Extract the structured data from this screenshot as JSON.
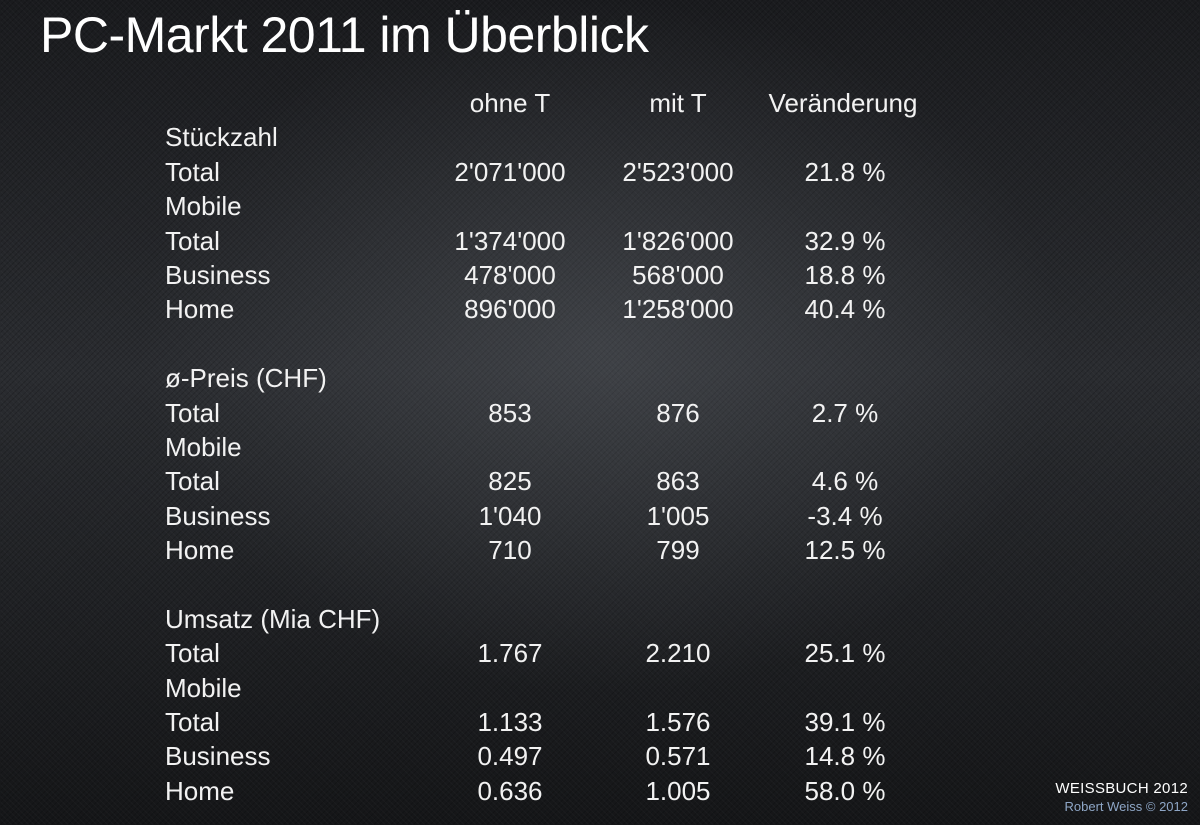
{
  "title": "PC-Markt 2011 im Überblick",
  "columns": [
    "ohne T",
    "mit T",
    "Veränderung"
  ],
  "rows": [
    {
      "label": "Stückzahl"
    },
    {
      "label": "Total",
      "v1": "2'071'000",
      "v2": "2'523'000",
      "pct": "21.8 %"
    },
    {
      "label": "Mobile"
    },
    {
      "label": "Total",
      "v1": "1'374'000",
      "v2": "1'826'000",
      "pct": "32.9 %"
    },
    {
      "label": "Business",
      "v1": "478'000",
      "v2": "568'000",
      "pct": "18.8 %"
    },
    {
      "label": "Home",
      "v1": "896'000",
      "v2": "1'258'000",
      "pct": "40.4 %"
    },
    {
      "blank": true
    },
    {
      "label": "ø-Preis (CHF)"
    },
    {
      "label": "Total",
      "v1": "853",
      "v2": "876",
      "pct": "2.7 %"
    },
    {
      "label": "Mobile"
    },
    {
      "label": "Total",
      "v1": "825",
      "v2": "863",
      "pct": "4.6 %"
    },
    {
      "label": "Business",
      "v1": "1'040",
      "v2": "1'005",
      "pct": "-3.4 %"
    },
    {
      "label": "Home",
      "v1": "710",
      "v2": "799",
      "pct": "12.5 %"
    },
    {
      "blank": true
    },
    {
      "label": "Umsatz (Mia CHF)"
    },
    {
      "label": "Total",
      "v1": "1.767",
      "v2": "2.210",
      "pct": "25.1 %"
    },
    {
      "label": "Mobile"
    },
    {
      "label": "Total",
      "v1": "1.133",
      "v2": "1.576",
      "pct": "39.1 %"
    },
    {
      "label": "Business",
      "v1": "0.497",
      "v2": "0.571",
      "pct": "14.8 %"
    },
    {
      "label": "Home",
      "v1": "0.636",
      "v2": "1.005",
      "pct": "58.0 %"
    }
  ],
  "footer": {
    "brand": "WEISSBUCH 2012",
    "copyright": "Robert Weiss © 2012"
  }
}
::::::::::
◆ Task statement
Write out the entries again, exactly as given, skipping any images.

◆ In response
Extract the structured data from this screenshot as JSON.
{
  "title": "PC-Markt 2011 im Überblick",
  "columns": [
    "ohne T",
    "mit T",
    "Veränderung"
  ],
  "rows": [
    {
      "label": "Stückzahl"
    },
    {
      "label": "Total",
      "v1": "2'071'000",
      "v2": "2'523'000",
      "pct": "21.8 %"
    },
    {
      "label": "Mobile"
    },
    {
      "label": "Total",
      "v1": "1'374'000",
      "v2": "1'826'000",
      "pct": "32.9 %"
    },
    {
      "label": "Business",
      "v1": "478'000",
      "v2": "568'000",
      "pct": "18.8 %"
    },
    {
      "label": "Home",
      "v1": "896'000",
      "v2": "1'258'000",
      "pct": "40.4 %"
    },
    {
      "blank": true
    },
    {
      "label": "ø-Preis (CHF)"
    },
    {
      "label": "Total",
      "v1": "853",
      "v2": "876",
      "pct": "2.7 %"
    },
    {
      "label": "Mobile"
    },
    {
      "label": "Total",
      "v1": "825",
      "v2": "863",
      "pct": "4.6 %"
    },
    {
      "label": "Business",
      "v1": "1'040",
      "v2": "1'005",
      "pct": "-3.4 %"
    },
    {
      "label": "Home",
      "v1": "710",
      "v2": "799",
      "pct": "12.5 %"
    },
    {
      "blank": true
    },
    {
      "label": "Umsatz (Mia CHF)"
    },
    {
      "label": "Total",
      "v1": "1.767",
      "v2": "2.210",
      "pct": "25.1 %"
    },
    {
      "label": "Mobile"
    },
    {
      "label": "Total",
      "v1": "1.133",
      "v2": "1.576",
      "pct": "39.1 %"
    },
    {
      "label": "Business",
      "v1": "0.497",
      "v2": "0.571",
      "pct": "14.8 %"
    },
    {
      "label": "Home",
      "v1": "0.636",
      "v2": "1.005",
      "pct": "58.0 %"
    }
  ],
  "footer": {
    "brand": "WEISSBUCH 2012",
    "copyright": "Robert Weiss © 2012"
  }
}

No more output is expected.